• _PROBLEM TO WORK ON_:
Reproduce each line of the material below without any changes.

— START INPUT MATERIAL —

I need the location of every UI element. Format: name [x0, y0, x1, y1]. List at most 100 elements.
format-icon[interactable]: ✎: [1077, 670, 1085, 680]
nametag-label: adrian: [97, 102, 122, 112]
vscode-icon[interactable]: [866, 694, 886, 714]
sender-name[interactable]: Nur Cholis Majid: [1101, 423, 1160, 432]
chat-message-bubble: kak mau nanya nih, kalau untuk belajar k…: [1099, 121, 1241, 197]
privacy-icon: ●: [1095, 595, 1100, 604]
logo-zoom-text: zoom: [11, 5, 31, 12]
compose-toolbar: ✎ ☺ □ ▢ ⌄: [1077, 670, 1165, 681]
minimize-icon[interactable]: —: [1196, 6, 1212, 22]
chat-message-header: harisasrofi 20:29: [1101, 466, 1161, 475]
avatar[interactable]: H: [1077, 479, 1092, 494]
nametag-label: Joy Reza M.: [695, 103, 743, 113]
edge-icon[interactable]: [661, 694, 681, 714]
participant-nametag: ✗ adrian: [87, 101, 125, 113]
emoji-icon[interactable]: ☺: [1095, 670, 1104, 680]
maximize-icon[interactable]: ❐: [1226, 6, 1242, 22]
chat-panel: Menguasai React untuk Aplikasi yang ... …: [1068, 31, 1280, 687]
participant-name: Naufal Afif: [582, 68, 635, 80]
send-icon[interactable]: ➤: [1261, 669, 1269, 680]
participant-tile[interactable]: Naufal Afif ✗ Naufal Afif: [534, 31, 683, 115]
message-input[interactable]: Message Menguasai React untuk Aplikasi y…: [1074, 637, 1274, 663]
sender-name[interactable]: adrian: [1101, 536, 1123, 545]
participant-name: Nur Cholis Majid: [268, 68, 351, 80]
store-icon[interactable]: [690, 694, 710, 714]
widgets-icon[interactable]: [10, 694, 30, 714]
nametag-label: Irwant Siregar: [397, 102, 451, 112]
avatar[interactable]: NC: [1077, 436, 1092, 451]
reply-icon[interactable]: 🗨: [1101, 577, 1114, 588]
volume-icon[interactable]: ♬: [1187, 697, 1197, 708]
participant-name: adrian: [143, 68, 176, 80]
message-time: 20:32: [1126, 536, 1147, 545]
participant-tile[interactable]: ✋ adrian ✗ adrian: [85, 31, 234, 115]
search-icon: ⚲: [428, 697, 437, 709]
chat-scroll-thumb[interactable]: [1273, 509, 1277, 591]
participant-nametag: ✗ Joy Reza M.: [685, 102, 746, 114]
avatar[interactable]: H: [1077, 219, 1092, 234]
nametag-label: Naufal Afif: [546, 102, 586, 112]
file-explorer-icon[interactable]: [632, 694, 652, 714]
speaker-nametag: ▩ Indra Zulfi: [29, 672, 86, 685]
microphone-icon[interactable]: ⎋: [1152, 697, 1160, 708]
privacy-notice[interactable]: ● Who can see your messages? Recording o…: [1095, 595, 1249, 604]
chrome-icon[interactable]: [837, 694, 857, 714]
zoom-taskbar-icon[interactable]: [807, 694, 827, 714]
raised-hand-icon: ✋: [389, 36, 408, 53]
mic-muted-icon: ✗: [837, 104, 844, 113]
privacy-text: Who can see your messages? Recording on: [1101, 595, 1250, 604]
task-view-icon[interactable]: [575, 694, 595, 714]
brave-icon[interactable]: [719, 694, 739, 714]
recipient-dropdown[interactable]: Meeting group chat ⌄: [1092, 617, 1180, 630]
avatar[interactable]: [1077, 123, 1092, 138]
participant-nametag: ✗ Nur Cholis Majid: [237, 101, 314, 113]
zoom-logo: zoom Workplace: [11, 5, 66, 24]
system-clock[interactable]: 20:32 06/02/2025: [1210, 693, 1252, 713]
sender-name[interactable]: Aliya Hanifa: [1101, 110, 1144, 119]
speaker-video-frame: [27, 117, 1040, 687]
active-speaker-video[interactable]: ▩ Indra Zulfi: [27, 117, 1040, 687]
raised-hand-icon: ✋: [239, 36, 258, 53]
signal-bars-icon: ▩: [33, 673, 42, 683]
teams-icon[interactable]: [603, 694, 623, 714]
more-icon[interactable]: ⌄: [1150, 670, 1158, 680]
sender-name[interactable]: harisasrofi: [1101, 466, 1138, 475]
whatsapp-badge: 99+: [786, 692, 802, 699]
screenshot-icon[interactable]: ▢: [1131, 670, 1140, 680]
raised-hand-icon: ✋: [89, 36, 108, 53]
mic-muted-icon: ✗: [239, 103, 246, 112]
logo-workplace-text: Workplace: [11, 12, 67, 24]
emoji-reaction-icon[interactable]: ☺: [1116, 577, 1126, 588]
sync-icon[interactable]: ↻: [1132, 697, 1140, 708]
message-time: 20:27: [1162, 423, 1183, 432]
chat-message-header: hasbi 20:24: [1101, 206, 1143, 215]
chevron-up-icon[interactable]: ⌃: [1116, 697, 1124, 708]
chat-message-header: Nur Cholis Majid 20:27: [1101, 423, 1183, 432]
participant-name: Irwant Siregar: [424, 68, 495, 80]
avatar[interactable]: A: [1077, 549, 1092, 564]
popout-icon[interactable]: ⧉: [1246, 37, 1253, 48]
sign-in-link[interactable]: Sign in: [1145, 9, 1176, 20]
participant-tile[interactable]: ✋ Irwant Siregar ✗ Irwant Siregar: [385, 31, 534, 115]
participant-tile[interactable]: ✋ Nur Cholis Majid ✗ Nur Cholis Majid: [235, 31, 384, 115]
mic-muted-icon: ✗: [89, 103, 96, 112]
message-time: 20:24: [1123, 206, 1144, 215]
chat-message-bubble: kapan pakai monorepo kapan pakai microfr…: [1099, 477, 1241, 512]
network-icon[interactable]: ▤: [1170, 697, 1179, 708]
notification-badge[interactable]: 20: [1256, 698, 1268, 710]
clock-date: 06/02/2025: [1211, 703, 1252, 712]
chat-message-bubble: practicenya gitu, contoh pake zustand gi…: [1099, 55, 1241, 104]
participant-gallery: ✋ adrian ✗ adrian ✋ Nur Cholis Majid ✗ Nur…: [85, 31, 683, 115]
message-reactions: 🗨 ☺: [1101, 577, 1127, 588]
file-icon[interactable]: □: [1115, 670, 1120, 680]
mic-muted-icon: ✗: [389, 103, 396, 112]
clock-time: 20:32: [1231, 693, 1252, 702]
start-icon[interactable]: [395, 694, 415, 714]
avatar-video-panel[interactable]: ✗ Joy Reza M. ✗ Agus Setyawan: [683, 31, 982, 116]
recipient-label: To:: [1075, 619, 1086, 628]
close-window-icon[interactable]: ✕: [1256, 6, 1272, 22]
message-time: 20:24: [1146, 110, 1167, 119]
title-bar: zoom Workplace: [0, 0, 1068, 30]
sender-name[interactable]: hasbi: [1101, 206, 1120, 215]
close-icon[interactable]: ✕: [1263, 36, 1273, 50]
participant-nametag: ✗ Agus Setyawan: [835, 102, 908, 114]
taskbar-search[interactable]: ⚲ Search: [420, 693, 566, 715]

— END INPUT MATERIAL —

• _EXERCISE ANSWER_:
I need the location of every UI element. Format: name [x0, y0, x1, y1]. List at most 100 elements.
format-icon[interactable]: ✎: [1077, 670, 1085, 680]
nametag-label: adrian: [97, 102, 122, 112]
vscode-icon[interactable]: [866, 694, 886, 714]
sender-name[interactable]: Nur Cholis Majid: [1101, 423, 1160, 432]
chat-message-bubble: kak mau nanya nih, kalau untuk belajar k…: [1099, 121, 1241, 197]
privacy-icon: ●: [1095, 595, 1100, 604]
logo-zoom-text: zoom: [11, 5, 31, 12]
compose-toolbar: ✎ ☺ □ ▢ ⌄: [1077, 670, 1165, 681]
minimize-icon[interactable]: —: [1196, 6, 1212, 22]
chat-message-header: harisasrofi 20:29: [1101, 466, 1161, 475]
avatar[interactable]: H: [1077, 479, 1092, 494]
nametag-label: Joy Reza M.: [695, 103, 743, 113]
edge-icon[interactable]: [661, 694, 681, 714]
participant-nametag: ✗ adrian: [87, 101, 125, 113]
emoji-icon[interactable]: ☺: [1095, 670, 1104, 680]
maximize-icon[interactable]: ❐: [1226, 6, 1242, 22]
chat-panel: Menguasai React untuk Aplikasi yang ... …: [1068, 31, 1280, 687]
participant-name: Naufal Afif: [582, 68, 635, 80]
send-icon[interactable]: ➤: [1261, 669, 1269, 680]
participant-tile[interactable]: Naufal Afif ✗ Naufal Afif: [534, 31, 683, 115]
message-input[interactable]: Message Menguasai React untuk Aplikasi y…: [1074, 637, 1274, 663]
sender-name[interactable]: adrian: [1101, 536, 1123, 545]
participant-name: Nur Cholis Majid: [268, 68, 351, 80]
store-icon[interactable]: [690, 694, 710, 714]
widgets-icon[interactable]: [10, 694, 30, 714]
nametag-label: Irwant Siregar: [397, 102, 451, 112]
avatar[interactable]: NC: [1077, 436, 1092, 451]
reply-icon[interactable]: 🗨: [1101, 577, 1114, 588]
volume-icon[interactable]: ♬: [1187, 697, 1197, 708]
participant-name: adrian: [143, 68, 176, 80]
message-time: 20:32: [1126, 536, 1147, 545]
participant-tile[interactable]: ✋ adrian ✗ adrian: [85, 31, 234, 115]
search-icon: ⚲: [428, 697, 437, 709]
chat-scroll-thumb[interactable]: [1273, 509, 1277, 591]
participant-nametag: ✗ Joy Reza M.: [685, 102, 746, 114]
avatar[interactable]: H: [1077, 219, 1092, 234]
nametag-label: Naufal Afif: [546, 102, 586, 112]
file-explorer-icon[interactable]: [632, 694, 652, 714]
speaker-nametag: ▩ Indra Zulfi: [29, 672, 86, 685]
microphone-icon[interactable]: ⎋: [1152, 697, 1160, 708]
privacy-notice[interactable]: ● Who can see your messages? Recording o…: [1095, 595, 1249, 604]
chrome-icon[interactable]: [837, 694, 857, 714]
zoom-taskbar-icon[interactable]: [807, 694, 827, 714]
raised-hand-icon: ✋: [389, 36, 408, 53]
mic-muted-icon: ✗: [837, 104, 844, 113]
privacy-text: Who can see your messages? Recording on: [1101, 595, 1250, 604]
task-view-icon[interactable]: [575, 694, 595, 714]
brave-icon[interactable]: [719, 694, 739, 714]
recipient-dropdown[interactable]: Meeting group chat ⌄: [1092, 617, 1180, 630]
avatar[interactable]: [1077, 123, 1092, 138]
participant-nametag: ✗ Nur Cholis Majid: [237, 101, 314, 113]
zoom-logo: zoom Workplace: [11, 5, 66, 24]
system-clock[interactable]: 20:32 06/02/2025: [1210, 693, 1252, 713]
sender-name[interactable]: Aliya Hanifa: [1101, 110, 1144, 119]
speaker-video-frame: [27, 117, 1040, 687]
active-speaker-video[interactable]: ▩ Indra Zulfi: [27, 117, 1040, 687]
raised-hand-icon: ✋: [239, 36, 258, 53]
signal-bars-icon: ▩: [33, 673, 42, 683]
teams-icon[interactable]: [603, 694, 623, 714]
more-icon[interactable]: ⌄: [1150, 670, 1158, 680]
sender-name[interactable]: harisasrofi: [1101, 466, 1138, 475]
whatsapp-badge: 99+: [786, 692, 802, 699]
screenshot-icon[interactable]: ▢: [1131, 670, 1140, 680]
raised-hand-icon: ✋: [89, 36, 108, 53]
mic-muted-icon: ✗: [239, 103, 246, 112]
logo-workplace-text: Workplace: [11, 12, 67, 24]
emoji-reaction-icon[interactable]: ☺: [1116, 577, 1126, 588]
sync-icon[interactable]: ↻: [1132, 697, 1140, 708]
message-time: 20:27: [1162, 423, 1183, 432]
chat-message-header: hasbi 20:24: [1101, 206, 1143, 215]
chevron-up-icon[interactable]: ⌃: [1116, 697, 1124, 708]
chat-message-header: Nur Cholis Majid 20:27: [1101, 423, 1183, 432]
participant-name: Irwant Siregar: [424, 68, 495, 80]
avatar[interactable]: A: [1077, 549, 1092, 564]
popout-icon[interactable]: ⧉: [1246, 37, 1253, 48]
sign-in-link[interactable]: Sign in: [1145, 9, 1176, 20]
participant-tile[interactable]: ✋ Irwant Siregar ✗ Irwant Siregar: [385, 31, 534, 115]
participant-tile[interactable]: ✋ Nur Cholis Majid ✗ Nur Cholis Majid: [235, 31, 384, 115]
mic-muted-icon: ✗: [89, 103, 96, 112]
message-time: 20:24: [1123, 206, 1144, 215]
chat-message-bubble: kapan pakai monorepo kapan pakai microfr…: [1099, 477, 1241, 512]
network-icon[interactable]: ▤: [1170, 697, 1179, 708]
notification-badge[interactable]: 20: [1256, 698, 1268, 710]
clock-date: 06/02/2025: [1211, 703, 1252, 712]
chat-message-bubble: practicenya gitu, contoh pake zustand gi…: [1099, 55, 1241, 104]
participant-gallery: ✋ adrian ✗ adrian ✋ Nur Cholis Majid ✗ Nur…: [85, 31, 683, 115]
message-reactions: 🗨 ☺: [1101, 577, 1127, 588]
file-icon[interactable]: □: [1115, 670, 1120, 680]
mic-muted-icon: ✗: [389, 103, 396, 112]
clock-time: 20:32: [1231, 693, 1252, 702]
start-icon[interactable]: [395, 694, 415, 714]
avatar-video-panel[interactable]: ✗ Joy Reza M. ✗ Agus Setyawan: [683, 31, 982, 116]
recipient-label: To:: [1075, 619, 1086, 628]
close-window-icon[interactable]: ✕: [1256, 6, 1272, 22]
message-time: 20:24: [1146, 110, 1167, 119]
title-bar: zoom Workplace: [0, 0, 1068, 30]
sender-name[interactable]: hasbi: [1101, 206, 1120, 215]
close-icon[interactable]: ✕: [1263, 36, 1273, 50]
participant-nametag: ✗ Agus Setyawan: [835, 102, 908, 114]
taskbar-search[interactable]: ⚲ Search: [420, 693, 566, 715]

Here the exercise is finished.